══ Records provided

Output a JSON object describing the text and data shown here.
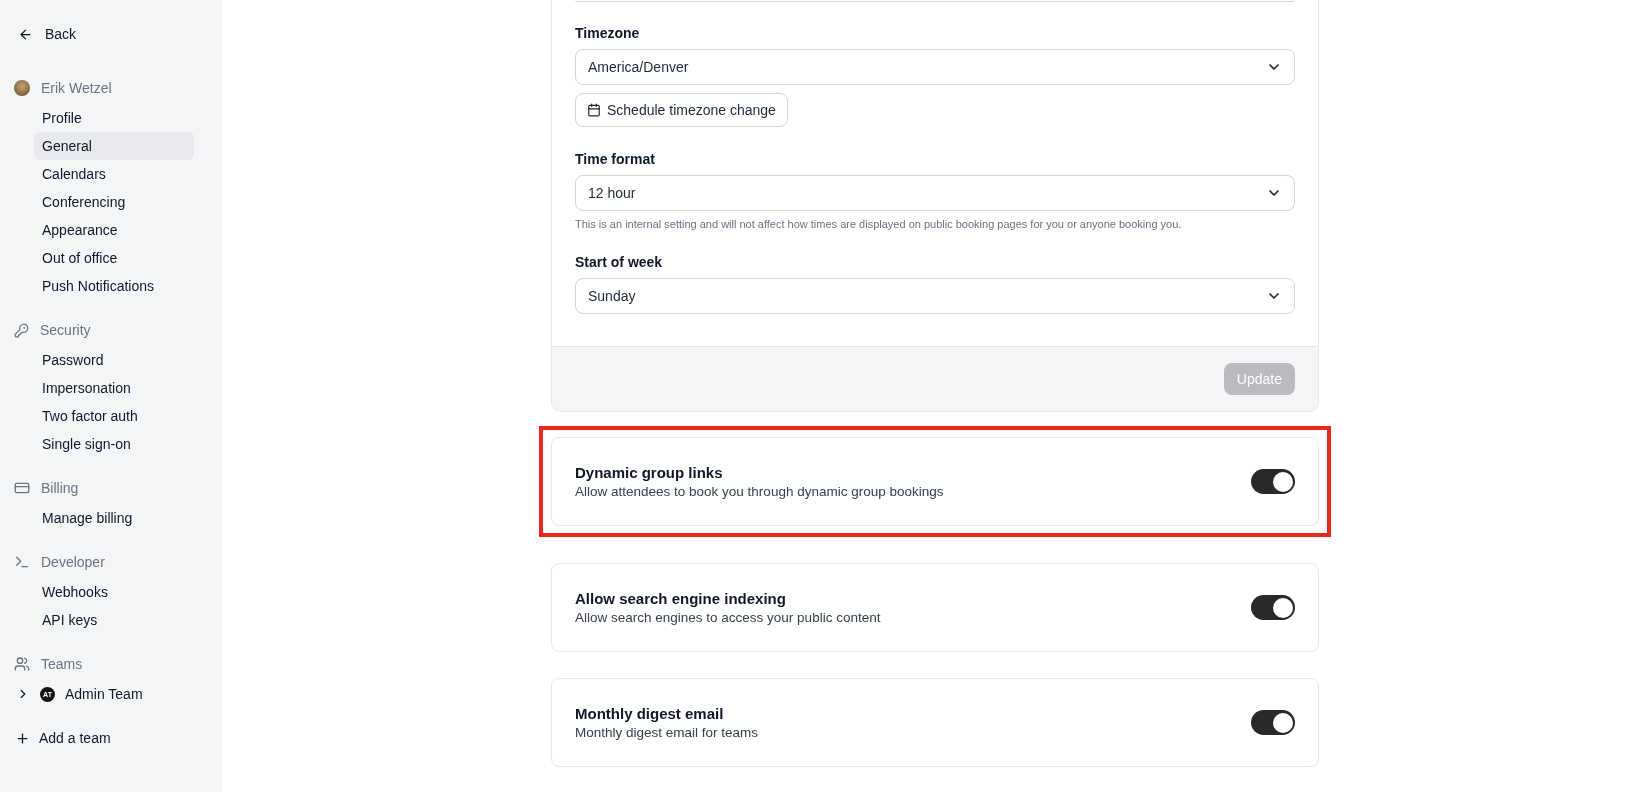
{
  "sidebar": {
    "back": {
      "label": "Back"
    },
    "sections": [
      {
        "kind": "user",
        "title": "Erik Wetzel",
        "items": [
          {
            "label": "Profile",
            "selected": false
          },
          {
            "label": "General",
            "selected": true
          },
          {
            "label": "Calendars",
            "selected": false
          },
          {
            "label": "Conferencing",
            "selected": false
          },
          {
            "label": "Appearance",
            "selected": false
          },
          {
            "label": "Out of office",
            "selected": false
          },
          {
            "label": "Push Notifications",
            "selected": false
          }
        ]
      },
      {
        "kind": "security",
        "title": "Security",
        "items": [
          {
            "label": "Password",
            "selected": false
          },
          {
            "label": "Impersonation",
            "selected": false
          },
          {
            "label": "Two factor auth",
            "selected": false
          },
          {
            "label": "Single sign-on",
            "selected": false
          }
        ]
      },
      {
        "kind": "billing",
        "title": "Billing",
        "items": [
          {
            "label": "Manage billing",
            "selected": false
          }
        ]
      },
      {
        "kind": "developer",
        "title": "Developer",
        "items": [
          {
            "label": "Webhooks",
            "selected": false
          },
          {
            "label": "API keys",
            "selected": false
          }
        ]
      },
      {
        "kind": "teams",
        "title": "Teams",
        "teams": [
          {
            "badge": "AT",
            "name": "Admin Team",
            "expanded": false
          }
        ]
      }
    ],
    "add_team": {
      "label": "Add a team"
    }
  },
  "form": {
    "fields": [
      {
        "label": "Timezone",
        "value": "America/Denver",
        "action": "Schedule timezone change"
      },
      {
        "label": "Time format",
        "value": "12 hour",
        "hint": "This is an internal setting and will not affect how times are displayed on public booking pages for you or anyone booking you."
      },
      {
        "label": "Start of week",
        "value": "Sunday"
      }
    ],
    "submit": {
      "label": "Update",
      "disabled": true
    }
  },
  "settings": [
    {
      "title": "Dynamic group links",
      "description": "Allow attendees to book you through dynamic group bookings",
      "on": true,
      "highlighted": true
    },
    {
      "title": "Allow search engine indexing",
      "description": "Allow search engines to access your public content",
      "on": true,
      "highlighted": false
    },
    {
      "title": "Monthly digest email",
      "description": "Monthly digest email for teams",
      "on": true,
      "highlighted": false
    }
  ]
}
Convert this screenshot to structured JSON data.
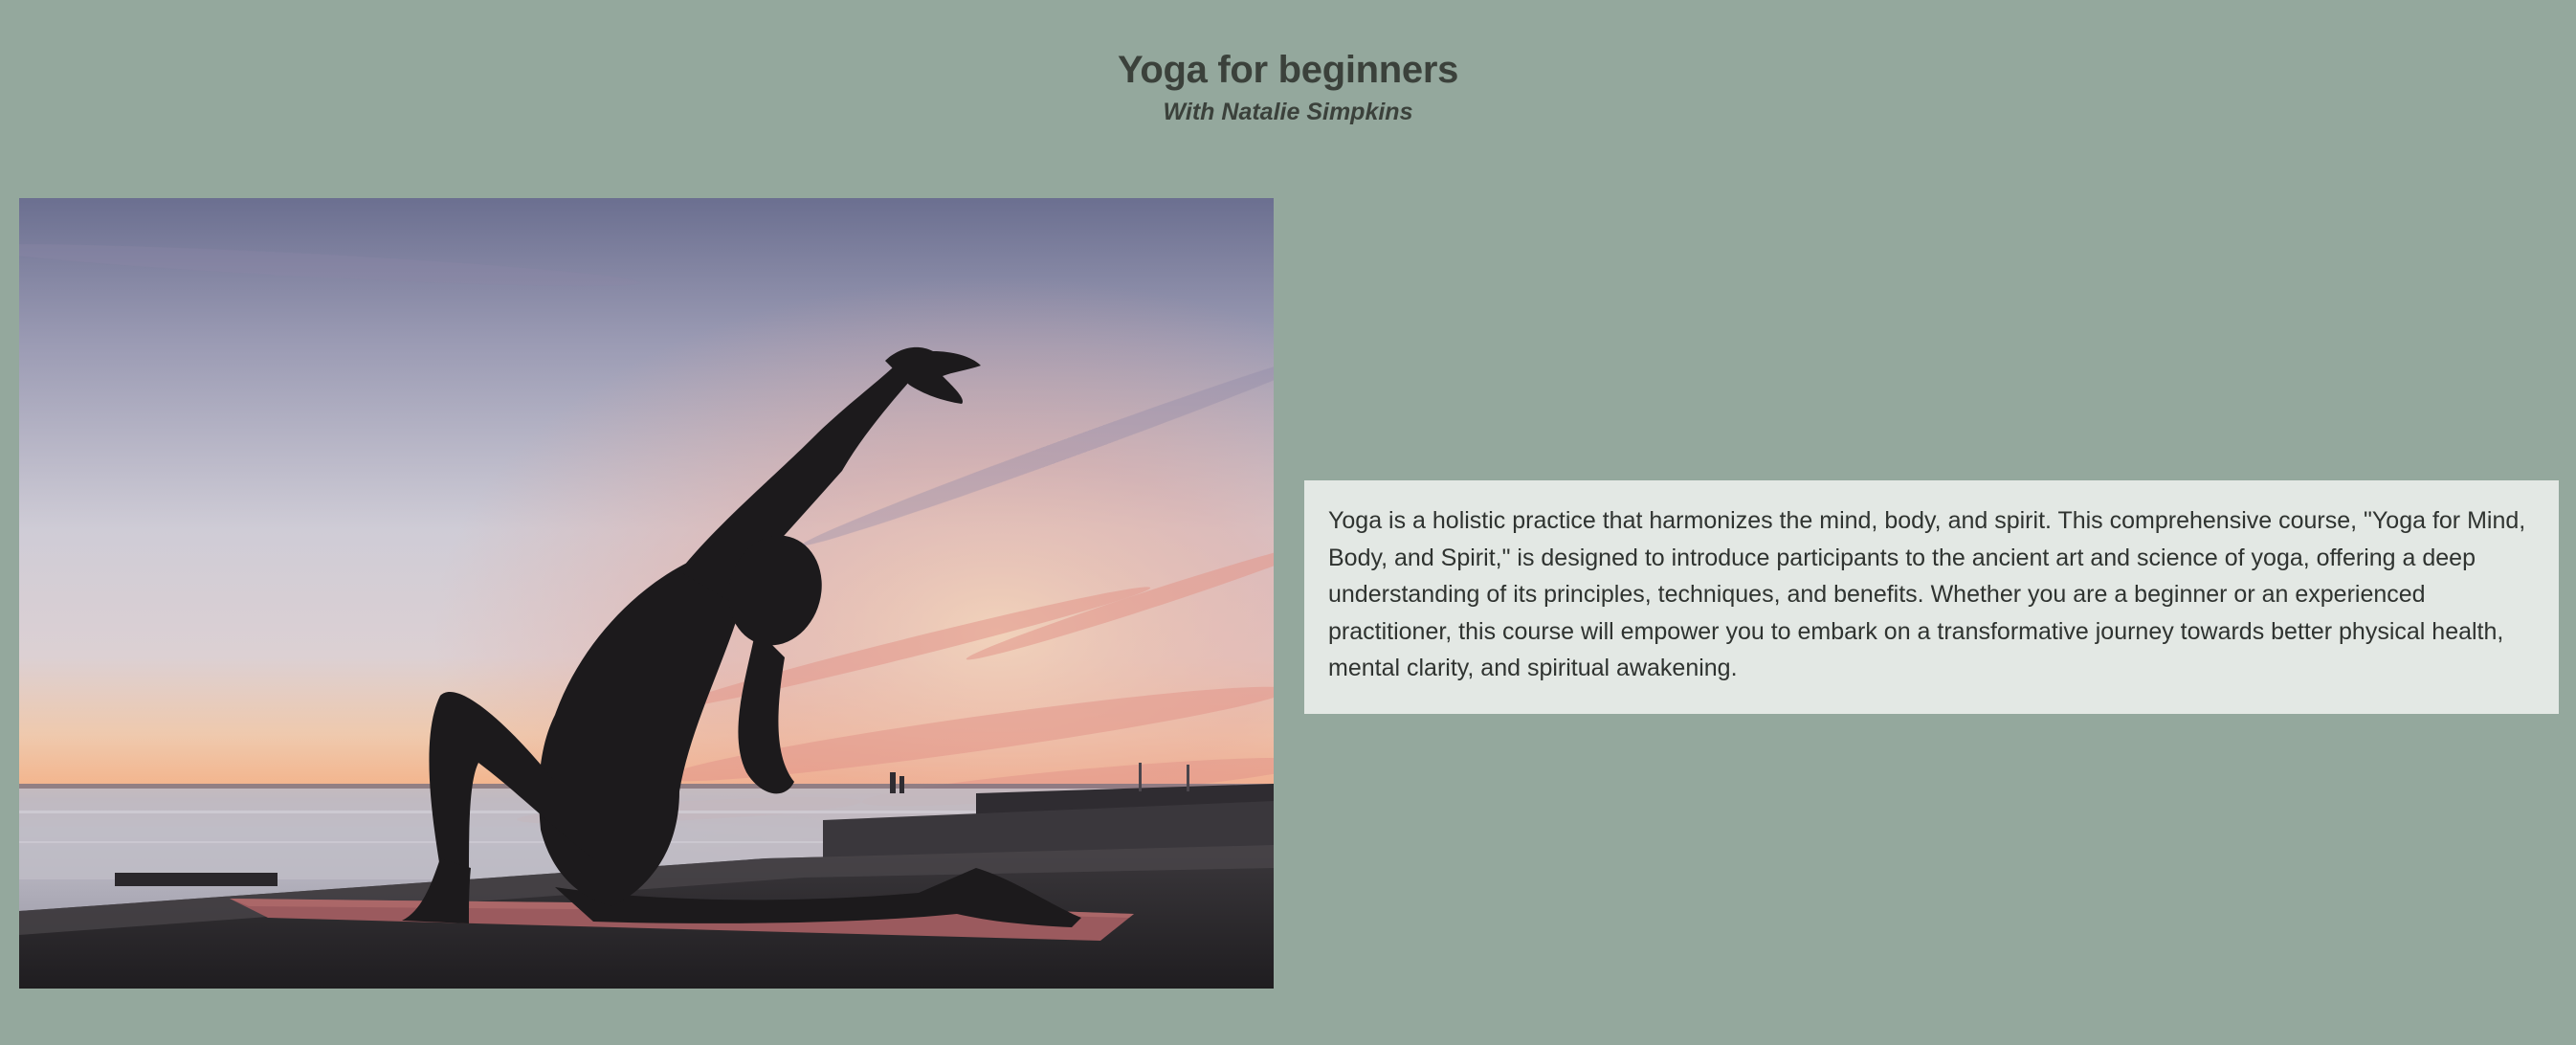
{
  "header": {
    "title": "Yoga for beginners",
    "subtitle": "With Natalie Simpkins"
  },
  "hero_image": {
    "alt": "",
    "icon": "sunset-yoga-silhouette-photo",
    "colors": {
      "sky_top": "#6f7393",
      "sky_mid": "#c9c7d3",
      "horizon_glow": "#f3c9a7",
      "cloud_pink": "#e59b8f",
      "water": "#b9b9c4",
      "ground": "#2c292c",
      "mat": "#9c5e60",
      "silhouette": "#1d1b1d"
    }
  },
  "description": {
    "text": "Yoga is a holistic practice that harmonizes the mind, body, and spirit. This comprehensive course, \"Yoga for Mind, Body, and Spirit,\" is designed to introduce participants to the ancient art and science of yoga, offering a deep understanding of its principles, techniques, and benefits. Whether you are a beginner or an experienced practitioner, this course will empower you to embark on a transformative journey towards better physical health, mental clarity, and spiritual awakening."
  },
  "theme": {
    "background": "#94a89d",
    "panel": "#e3e8e4",
    "text": "#3b413b"
  }
}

════

### Exercise aim
Look for the word "search" and return every line where it occurs.

### Full answer
      "title": "Allow search engine indexing",
      "description": "Allow search engines to access your public content",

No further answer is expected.